WHAT THE EXERCISE ASKS:
Gather all lines in the entries that include the word "this".

LISTING:
—————
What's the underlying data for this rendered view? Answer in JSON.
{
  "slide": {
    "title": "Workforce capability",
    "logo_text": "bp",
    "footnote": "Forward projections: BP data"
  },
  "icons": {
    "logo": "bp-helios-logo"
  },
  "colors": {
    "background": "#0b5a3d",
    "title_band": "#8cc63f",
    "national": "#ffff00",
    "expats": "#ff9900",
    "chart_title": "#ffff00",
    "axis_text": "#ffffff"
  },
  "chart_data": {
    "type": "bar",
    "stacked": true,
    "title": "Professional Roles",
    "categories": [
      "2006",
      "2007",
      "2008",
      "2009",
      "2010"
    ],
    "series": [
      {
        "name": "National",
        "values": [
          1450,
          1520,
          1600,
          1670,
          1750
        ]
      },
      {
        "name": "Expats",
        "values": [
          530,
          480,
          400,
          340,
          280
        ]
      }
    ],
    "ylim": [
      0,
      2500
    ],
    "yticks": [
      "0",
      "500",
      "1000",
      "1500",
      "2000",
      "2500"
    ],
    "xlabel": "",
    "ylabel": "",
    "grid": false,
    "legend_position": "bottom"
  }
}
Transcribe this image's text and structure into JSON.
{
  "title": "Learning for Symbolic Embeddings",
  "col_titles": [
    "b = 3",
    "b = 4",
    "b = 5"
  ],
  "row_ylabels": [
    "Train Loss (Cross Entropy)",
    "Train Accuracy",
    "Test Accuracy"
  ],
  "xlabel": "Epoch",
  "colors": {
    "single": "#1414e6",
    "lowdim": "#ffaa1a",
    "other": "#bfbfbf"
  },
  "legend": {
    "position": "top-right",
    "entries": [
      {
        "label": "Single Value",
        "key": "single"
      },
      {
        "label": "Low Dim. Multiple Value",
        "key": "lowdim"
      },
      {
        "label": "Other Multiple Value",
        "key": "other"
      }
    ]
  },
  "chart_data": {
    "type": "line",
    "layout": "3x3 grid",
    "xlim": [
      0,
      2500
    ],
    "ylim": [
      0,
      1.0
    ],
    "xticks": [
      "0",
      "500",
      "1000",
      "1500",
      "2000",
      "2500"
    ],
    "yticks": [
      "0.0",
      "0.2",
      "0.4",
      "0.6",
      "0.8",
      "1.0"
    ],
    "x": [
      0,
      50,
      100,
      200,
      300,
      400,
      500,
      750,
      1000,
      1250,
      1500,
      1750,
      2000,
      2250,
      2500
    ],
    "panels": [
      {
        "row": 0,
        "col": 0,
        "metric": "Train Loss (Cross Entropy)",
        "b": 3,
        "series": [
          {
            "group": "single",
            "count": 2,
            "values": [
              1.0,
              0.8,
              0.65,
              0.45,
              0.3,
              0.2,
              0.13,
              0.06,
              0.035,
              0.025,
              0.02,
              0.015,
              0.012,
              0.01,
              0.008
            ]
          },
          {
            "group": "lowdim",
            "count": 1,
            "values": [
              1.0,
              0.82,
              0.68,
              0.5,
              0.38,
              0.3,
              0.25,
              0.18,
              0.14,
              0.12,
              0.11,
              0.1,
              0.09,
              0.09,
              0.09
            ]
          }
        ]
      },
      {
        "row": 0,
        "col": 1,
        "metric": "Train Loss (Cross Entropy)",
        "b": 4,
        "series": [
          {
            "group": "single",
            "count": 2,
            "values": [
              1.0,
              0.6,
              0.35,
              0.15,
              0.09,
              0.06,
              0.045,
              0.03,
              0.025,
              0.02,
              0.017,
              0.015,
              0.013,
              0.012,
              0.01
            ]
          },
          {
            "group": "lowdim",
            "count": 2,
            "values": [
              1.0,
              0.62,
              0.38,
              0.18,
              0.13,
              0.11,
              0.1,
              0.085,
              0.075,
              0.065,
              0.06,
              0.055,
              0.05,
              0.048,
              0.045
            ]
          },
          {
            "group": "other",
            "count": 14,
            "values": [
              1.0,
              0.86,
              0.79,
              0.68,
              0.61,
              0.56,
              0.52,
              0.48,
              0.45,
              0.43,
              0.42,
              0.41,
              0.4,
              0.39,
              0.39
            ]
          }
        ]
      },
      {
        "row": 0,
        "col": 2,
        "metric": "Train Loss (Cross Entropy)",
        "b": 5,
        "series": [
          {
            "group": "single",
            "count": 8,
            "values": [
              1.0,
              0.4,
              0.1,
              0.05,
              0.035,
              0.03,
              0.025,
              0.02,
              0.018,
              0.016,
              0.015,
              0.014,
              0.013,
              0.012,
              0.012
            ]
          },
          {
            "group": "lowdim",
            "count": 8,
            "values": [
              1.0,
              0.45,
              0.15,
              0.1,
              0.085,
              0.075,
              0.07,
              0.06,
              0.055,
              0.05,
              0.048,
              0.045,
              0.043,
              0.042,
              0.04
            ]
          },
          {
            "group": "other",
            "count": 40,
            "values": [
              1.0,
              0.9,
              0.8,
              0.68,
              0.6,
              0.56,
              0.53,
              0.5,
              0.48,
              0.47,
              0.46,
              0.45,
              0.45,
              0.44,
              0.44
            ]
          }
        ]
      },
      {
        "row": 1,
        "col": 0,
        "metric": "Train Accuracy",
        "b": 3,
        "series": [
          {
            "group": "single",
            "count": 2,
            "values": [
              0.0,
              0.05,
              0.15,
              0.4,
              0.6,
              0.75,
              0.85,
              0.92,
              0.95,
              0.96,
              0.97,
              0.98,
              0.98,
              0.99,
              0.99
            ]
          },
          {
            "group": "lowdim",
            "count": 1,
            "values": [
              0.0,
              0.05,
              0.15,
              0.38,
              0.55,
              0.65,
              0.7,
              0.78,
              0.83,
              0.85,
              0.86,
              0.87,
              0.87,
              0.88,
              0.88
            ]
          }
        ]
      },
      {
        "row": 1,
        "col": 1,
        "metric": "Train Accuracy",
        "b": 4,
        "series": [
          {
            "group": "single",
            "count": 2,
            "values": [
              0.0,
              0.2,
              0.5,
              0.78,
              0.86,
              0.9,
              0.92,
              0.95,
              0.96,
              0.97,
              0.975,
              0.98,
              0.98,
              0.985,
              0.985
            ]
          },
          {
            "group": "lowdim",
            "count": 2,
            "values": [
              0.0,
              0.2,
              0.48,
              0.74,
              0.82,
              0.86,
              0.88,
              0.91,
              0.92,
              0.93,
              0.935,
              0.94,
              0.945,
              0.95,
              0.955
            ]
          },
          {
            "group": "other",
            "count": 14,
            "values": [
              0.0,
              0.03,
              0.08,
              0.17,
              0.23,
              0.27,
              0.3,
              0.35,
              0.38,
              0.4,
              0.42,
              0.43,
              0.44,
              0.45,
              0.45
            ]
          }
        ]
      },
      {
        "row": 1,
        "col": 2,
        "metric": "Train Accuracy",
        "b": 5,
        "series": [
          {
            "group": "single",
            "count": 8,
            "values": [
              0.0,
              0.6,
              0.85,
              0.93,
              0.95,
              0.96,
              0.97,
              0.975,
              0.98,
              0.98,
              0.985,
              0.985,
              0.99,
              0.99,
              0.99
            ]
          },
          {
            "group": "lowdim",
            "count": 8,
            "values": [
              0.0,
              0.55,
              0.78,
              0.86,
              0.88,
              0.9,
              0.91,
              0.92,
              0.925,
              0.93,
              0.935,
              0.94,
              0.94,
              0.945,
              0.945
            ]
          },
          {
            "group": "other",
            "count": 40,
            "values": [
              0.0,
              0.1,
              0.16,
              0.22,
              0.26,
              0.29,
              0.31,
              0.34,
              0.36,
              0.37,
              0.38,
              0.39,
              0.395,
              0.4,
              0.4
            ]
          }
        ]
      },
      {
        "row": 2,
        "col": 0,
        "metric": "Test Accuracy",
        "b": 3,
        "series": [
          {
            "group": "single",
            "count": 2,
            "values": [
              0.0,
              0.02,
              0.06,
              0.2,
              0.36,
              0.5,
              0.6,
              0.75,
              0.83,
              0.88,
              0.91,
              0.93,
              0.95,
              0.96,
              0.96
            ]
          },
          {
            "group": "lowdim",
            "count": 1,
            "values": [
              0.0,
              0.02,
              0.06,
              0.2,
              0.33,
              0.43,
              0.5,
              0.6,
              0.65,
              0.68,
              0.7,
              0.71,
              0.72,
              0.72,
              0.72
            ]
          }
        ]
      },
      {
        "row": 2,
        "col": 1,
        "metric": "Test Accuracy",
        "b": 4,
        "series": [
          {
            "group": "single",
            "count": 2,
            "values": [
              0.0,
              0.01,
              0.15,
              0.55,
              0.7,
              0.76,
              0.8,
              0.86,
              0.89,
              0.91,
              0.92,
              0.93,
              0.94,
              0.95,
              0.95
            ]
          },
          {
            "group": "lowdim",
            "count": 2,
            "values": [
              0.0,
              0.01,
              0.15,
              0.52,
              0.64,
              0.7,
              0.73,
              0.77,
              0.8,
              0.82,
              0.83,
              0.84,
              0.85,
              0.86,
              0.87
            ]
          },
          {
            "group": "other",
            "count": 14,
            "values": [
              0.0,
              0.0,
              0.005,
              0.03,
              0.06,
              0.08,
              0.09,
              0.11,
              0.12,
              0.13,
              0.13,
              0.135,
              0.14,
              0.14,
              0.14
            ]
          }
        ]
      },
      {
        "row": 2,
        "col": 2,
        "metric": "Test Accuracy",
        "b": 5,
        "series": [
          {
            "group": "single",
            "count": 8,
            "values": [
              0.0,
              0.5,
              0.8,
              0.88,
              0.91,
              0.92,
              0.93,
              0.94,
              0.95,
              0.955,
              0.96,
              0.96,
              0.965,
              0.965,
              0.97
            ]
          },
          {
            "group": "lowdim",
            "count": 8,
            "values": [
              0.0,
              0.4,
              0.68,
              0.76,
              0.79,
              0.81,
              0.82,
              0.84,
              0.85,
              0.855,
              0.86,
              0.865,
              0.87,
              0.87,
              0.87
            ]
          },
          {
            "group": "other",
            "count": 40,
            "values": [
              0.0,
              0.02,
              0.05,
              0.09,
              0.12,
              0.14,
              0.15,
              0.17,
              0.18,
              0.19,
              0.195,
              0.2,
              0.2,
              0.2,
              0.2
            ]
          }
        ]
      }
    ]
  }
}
—————
SOLVED EXERCISE:
What's the underlying data for this rendered view? Answer in JSON.
Transcribe this image's text and structure into JSON.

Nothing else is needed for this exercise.